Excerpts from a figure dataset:
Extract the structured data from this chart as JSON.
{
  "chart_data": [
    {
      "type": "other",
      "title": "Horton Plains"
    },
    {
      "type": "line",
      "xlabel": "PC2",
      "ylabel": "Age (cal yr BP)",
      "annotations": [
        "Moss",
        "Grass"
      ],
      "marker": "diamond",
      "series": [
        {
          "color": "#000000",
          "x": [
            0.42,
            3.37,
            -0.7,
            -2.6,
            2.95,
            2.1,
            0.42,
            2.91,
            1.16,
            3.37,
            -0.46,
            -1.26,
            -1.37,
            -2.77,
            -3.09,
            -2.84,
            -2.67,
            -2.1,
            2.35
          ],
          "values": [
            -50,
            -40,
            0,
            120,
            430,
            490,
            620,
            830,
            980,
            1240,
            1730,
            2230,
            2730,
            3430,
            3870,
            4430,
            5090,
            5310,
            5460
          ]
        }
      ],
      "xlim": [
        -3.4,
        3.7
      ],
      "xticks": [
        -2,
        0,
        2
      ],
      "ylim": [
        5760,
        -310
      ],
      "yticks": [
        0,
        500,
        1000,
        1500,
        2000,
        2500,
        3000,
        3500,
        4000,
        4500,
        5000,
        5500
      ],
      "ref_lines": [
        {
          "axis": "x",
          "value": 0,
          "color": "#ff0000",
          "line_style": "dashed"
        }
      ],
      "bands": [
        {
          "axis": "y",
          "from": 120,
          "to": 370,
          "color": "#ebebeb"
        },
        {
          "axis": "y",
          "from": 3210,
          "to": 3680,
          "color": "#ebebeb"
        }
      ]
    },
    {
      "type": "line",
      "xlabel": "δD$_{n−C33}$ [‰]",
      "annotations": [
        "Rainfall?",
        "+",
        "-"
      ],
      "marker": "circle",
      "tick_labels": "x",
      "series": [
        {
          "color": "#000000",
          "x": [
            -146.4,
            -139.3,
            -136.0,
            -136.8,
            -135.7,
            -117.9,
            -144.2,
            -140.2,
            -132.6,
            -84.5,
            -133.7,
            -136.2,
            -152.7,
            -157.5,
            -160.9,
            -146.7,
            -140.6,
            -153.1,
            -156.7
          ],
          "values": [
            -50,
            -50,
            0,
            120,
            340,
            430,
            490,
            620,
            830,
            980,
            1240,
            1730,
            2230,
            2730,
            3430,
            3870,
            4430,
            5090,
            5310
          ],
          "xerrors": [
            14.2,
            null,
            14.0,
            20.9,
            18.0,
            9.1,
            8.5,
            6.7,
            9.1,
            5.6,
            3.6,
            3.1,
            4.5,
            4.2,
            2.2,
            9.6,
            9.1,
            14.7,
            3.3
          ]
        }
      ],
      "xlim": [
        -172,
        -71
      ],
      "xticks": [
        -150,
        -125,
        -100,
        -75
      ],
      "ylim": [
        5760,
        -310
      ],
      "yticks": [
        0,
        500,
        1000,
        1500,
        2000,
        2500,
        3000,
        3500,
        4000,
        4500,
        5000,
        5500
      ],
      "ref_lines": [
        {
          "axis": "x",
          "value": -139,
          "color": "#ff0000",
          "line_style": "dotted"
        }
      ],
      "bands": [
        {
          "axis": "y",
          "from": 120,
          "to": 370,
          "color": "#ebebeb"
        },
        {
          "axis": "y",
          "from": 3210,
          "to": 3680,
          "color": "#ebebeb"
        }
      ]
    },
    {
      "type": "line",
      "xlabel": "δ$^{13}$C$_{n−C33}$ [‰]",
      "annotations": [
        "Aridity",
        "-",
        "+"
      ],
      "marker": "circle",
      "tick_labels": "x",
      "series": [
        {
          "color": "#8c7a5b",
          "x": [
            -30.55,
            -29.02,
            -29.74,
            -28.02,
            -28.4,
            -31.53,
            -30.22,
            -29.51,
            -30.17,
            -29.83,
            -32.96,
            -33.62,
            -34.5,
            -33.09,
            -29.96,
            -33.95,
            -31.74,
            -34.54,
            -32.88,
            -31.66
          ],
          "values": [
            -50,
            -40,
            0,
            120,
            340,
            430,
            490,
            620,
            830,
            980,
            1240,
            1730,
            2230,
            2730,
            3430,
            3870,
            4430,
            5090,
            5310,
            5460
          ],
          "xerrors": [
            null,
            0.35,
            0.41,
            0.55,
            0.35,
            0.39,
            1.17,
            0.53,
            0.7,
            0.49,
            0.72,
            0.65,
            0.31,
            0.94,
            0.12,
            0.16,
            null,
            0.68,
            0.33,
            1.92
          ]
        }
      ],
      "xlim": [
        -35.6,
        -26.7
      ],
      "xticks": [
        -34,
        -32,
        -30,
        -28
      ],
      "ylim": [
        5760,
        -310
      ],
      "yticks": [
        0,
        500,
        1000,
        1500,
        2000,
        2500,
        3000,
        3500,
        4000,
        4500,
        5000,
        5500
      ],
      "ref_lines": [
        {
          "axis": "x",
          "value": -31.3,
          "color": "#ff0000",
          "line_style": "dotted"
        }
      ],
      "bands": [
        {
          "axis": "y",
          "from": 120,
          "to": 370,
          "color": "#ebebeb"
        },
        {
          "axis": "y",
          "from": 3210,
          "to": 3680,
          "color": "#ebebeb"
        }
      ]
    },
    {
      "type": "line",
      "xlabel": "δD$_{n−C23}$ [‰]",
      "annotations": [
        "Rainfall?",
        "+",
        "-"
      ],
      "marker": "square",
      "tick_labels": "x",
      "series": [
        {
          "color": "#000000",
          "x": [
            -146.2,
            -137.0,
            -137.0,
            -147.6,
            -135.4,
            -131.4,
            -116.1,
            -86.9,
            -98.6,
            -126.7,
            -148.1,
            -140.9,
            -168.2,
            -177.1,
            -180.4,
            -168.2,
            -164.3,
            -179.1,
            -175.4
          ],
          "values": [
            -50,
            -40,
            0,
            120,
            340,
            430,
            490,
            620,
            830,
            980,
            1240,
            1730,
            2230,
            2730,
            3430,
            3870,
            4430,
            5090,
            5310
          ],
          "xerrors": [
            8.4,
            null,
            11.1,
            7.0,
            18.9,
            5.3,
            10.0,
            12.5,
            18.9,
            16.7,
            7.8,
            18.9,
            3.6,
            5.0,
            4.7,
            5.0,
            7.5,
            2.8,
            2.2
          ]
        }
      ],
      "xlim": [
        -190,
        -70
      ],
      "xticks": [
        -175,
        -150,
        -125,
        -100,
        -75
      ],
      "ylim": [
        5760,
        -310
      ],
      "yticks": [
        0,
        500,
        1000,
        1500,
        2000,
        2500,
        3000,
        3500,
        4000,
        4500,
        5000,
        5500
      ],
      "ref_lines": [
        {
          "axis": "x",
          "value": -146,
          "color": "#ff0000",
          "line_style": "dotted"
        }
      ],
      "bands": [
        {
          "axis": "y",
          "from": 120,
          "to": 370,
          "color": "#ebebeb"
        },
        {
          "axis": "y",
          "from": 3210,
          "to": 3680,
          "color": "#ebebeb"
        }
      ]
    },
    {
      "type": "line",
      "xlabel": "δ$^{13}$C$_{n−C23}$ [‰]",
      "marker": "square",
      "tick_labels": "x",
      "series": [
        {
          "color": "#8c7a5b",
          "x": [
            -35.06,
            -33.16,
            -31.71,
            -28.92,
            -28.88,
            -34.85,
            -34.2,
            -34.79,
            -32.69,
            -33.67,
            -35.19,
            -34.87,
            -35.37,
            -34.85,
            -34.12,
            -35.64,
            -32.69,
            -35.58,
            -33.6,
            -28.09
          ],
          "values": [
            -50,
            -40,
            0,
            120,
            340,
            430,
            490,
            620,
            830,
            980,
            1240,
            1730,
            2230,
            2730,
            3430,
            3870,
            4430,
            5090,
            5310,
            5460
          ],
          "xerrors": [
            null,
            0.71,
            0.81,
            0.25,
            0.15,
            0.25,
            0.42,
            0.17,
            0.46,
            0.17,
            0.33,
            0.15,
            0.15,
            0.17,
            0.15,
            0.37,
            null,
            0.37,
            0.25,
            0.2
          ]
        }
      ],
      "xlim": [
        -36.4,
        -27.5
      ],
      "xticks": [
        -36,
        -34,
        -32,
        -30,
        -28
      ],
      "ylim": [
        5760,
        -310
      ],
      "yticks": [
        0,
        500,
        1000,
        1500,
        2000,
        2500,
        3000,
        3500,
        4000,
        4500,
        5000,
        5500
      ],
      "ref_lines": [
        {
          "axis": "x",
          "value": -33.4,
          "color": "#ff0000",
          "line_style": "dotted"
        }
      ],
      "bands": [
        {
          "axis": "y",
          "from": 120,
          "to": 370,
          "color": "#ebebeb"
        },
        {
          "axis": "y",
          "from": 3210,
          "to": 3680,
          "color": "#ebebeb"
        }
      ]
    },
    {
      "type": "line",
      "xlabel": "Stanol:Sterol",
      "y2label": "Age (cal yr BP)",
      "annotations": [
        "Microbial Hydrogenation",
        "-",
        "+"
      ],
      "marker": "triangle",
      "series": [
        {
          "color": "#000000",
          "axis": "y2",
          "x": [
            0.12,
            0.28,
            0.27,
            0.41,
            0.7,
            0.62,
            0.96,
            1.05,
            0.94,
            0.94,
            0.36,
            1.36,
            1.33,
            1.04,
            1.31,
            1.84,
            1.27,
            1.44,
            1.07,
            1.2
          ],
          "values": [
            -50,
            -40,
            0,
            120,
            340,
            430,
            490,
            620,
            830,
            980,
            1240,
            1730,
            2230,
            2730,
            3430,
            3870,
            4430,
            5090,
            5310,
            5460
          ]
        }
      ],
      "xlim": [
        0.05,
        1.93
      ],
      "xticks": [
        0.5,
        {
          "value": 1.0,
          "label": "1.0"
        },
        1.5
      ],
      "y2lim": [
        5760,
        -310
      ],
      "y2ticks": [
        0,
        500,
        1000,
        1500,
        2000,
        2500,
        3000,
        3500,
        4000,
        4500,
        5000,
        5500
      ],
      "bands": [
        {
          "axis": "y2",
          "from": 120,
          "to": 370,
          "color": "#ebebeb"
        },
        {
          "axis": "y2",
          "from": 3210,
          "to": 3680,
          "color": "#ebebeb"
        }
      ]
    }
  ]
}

REQUIRED WORK:
Say how many lines of the material contain the word "xlabel", with no other text.

REPLY:
6